═══ SUPPLIED DATA

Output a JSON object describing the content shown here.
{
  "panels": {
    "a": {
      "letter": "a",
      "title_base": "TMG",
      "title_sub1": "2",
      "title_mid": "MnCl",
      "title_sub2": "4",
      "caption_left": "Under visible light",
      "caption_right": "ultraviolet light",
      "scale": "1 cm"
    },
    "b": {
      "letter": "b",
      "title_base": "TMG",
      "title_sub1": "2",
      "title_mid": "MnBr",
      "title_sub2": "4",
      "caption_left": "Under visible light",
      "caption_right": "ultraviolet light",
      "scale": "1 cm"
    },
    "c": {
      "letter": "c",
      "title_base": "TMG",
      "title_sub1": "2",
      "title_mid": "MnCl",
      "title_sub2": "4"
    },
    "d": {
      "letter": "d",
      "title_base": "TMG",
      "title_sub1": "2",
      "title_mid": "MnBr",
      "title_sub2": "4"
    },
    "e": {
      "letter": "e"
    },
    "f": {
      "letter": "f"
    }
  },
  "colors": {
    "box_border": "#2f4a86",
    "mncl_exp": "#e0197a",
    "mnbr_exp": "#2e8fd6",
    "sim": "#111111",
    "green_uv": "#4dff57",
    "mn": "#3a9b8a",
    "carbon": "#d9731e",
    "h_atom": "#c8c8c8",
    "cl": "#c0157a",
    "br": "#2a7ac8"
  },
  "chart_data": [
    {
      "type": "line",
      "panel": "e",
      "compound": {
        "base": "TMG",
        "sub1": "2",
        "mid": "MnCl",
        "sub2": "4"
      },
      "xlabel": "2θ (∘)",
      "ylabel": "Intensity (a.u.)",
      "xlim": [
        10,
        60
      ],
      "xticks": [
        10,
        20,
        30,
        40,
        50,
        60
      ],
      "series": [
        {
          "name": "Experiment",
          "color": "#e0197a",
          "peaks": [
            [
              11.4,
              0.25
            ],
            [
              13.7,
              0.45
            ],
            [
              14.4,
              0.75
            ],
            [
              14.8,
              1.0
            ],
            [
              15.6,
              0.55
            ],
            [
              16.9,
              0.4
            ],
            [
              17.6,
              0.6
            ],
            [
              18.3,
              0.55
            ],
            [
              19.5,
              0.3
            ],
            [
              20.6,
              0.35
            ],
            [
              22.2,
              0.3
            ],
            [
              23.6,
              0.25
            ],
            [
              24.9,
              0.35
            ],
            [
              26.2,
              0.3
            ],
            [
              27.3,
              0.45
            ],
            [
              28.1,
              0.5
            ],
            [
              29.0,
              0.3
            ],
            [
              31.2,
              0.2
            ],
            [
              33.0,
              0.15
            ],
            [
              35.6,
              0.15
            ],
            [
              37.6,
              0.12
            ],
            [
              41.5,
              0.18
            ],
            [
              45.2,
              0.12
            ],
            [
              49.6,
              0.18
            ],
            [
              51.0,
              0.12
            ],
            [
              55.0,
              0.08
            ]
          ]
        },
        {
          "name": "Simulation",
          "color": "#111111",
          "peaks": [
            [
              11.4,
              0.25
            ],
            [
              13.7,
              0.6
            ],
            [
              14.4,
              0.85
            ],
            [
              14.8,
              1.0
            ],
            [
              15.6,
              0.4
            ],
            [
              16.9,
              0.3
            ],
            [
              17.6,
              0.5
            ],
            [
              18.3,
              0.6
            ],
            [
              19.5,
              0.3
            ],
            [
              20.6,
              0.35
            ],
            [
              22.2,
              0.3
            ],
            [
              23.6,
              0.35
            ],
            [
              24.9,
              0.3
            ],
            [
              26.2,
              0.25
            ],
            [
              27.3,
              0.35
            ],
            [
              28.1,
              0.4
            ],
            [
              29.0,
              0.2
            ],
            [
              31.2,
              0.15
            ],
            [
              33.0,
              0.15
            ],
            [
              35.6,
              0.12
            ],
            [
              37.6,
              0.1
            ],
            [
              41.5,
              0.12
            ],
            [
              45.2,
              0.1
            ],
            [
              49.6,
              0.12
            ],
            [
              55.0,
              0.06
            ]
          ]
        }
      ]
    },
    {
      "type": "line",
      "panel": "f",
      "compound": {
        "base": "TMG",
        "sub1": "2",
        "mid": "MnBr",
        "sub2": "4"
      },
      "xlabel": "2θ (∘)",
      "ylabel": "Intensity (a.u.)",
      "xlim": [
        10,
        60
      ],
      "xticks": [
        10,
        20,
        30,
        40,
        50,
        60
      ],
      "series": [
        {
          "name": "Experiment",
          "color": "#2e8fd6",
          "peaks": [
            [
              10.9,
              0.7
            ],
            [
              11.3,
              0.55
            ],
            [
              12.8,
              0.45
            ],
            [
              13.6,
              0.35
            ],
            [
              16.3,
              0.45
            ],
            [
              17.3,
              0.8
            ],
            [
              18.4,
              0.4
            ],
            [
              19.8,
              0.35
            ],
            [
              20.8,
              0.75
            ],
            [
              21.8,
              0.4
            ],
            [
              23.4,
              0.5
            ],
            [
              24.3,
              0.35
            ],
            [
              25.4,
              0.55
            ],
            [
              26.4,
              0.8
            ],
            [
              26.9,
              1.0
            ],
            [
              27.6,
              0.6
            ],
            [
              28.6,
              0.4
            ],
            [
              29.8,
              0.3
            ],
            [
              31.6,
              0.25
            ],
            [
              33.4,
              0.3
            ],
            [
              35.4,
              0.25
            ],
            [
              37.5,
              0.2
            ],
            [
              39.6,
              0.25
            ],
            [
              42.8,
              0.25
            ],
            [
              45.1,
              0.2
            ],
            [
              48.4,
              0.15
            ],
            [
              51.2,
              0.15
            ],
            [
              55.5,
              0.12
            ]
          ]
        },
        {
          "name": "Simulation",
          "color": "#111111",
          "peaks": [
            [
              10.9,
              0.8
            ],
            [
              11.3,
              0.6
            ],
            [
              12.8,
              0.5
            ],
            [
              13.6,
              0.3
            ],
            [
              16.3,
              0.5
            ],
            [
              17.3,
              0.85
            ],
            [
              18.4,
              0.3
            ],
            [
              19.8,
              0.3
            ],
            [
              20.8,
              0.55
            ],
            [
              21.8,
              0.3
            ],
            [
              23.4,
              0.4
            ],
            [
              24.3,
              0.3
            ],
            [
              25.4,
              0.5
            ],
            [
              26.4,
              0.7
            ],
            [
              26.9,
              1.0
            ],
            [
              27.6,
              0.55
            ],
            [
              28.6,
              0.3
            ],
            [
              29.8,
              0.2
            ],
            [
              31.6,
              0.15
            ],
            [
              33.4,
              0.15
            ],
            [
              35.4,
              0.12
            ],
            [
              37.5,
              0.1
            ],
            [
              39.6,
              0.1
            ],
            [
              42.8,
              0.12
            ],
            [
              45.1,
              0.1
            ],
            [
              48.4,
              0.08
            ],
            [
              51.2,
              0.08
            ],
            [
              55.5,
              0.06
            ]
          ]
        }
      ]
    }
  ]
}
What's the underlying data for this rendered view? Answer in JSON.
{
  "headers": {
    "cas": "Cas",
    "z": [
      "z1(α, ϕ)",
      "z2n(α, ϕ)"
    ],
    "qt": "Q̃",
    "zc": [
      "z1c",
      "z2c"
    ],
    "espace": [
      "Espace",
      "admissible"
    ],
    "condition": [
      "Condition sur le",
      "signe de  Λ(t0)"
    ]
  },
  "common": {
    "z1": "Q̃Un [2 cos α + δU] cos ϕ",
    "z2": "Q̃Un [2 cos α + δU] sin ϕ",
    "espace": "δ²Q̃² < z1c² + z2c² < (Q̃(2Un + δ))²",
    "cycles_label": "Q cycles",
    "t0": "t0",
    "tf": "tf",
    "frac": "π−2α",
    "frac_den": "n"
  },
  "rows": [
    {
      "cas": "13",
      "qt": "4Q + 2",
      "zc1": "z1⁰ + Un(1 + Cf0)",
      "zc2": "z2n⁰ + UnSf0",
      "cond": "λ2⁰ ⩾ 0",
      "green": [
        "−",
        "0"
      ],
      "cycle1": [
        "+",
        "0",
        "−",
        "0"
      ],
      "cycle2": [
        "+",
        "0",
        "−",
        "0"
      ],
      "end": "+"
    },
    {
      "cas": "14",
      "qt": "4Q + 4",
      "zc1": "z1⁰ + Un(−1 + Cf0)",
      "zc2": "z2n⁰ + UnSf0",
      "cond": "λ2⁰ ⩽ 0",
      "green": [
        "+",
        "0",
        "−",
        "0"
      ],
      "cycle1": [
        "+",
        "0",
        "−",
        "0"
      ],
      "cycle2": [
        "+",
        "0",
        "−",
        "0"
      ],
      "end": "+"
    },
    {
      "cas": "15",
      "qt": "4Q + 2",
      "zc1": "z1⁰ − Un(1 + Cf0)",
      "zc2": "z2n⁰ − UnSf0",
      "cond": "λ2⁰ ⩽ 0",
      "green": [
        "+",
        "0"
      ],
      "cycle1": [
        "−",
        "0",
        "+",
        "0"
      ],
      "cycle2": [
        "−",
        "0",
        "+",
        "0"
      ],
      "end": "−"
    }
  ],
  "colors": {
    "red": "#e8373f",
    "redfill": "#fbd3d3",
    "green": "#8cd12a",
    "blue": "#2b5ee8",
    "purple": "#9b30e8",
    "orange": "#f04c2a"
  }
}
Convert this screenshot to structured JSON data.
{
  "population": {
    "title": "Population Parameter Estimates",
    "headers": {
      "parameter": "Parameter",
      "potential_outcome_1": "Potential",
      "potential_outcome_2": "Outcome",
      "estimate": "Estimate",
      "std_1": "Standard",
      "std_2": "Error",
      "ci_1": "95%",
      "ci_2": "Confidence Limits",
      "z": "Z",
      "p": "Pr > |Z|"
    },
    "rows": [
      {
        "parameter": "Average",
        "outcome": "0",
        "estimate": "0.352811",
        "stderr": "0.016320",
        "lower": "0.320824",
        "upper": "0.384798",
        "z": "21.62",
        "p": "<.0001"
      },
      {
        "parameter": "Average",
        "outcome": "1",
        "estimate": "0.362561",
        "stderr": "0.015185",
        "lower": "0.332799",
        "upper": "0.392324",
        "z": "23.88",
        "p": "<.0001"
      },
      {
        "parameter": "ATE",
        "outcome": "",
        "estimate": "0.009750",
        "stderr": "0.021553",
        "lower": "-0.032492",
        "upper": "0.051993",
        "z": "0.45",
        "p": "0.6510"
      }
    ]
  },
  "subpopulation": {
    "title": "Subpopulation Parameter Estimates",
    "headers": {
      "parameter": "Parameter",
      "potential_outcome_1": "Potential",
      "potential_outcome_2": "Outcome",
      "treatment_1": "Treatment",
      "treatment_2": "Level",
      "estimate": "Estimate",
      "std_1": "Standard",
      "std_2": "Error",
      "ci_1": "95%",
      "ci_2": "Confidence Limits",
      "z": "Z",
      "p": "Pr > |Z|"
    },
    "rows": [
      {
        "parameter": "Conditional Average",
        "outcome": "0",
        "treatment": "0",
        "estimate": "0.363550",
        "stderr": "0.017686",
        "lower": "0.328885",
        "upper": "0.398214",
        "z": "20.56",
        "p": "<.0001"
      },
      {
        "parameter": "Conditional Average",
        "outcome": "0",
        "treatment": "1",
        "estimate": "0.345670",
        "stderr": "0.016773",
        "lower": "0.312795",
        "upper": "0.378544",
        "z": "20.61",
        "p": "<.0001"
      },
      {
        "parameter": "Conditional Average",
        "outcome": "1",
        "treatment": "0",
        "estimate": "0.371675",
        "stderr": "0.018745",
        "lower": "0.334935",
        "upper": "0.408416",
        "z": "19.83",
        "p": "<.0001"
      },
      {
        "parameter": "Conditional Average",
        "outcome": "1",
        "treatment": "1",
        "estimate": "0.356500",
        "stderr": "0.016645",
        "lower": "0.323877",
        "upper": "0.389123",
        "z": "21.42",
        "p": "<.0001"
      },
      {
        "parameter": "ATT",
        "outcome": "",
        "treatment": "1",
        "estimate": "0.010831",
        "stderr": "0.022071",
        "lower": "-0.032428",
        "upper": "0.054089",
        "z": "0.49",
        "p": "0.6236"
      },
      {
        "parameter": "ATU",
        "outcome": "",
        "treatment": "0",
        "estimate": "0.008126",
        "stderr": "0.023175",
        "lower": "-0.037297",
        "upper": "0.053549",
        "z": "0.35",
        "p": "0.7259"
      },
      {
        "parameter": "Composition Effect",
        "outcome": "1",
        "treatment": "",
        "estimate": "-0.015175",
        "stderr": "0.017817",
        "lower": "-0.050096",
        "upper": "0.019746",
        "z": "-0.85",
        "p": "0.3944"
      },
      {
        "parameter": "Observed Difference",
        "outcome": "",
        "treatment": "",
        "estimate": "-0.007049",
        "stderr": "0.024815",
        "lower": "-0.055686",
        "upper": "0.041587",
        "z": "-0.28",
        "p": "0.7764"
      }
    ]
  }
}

══════

GOAL: Look above for lines with the word "upper" and copy them all.

EXERCISE SOLUTION:
        "upper": "0.384798",
        "upper": "0.392324",
        "upper": "0.051993",
        "upper": "0.398214",
        "upper": "0.378544",
        "upper": "0.408416",
        "upper": "0.389123",
        "upper": "0.054089",
        "upper": "0.053549",
        "upper": "0.019746",
        "upper": "0.041587",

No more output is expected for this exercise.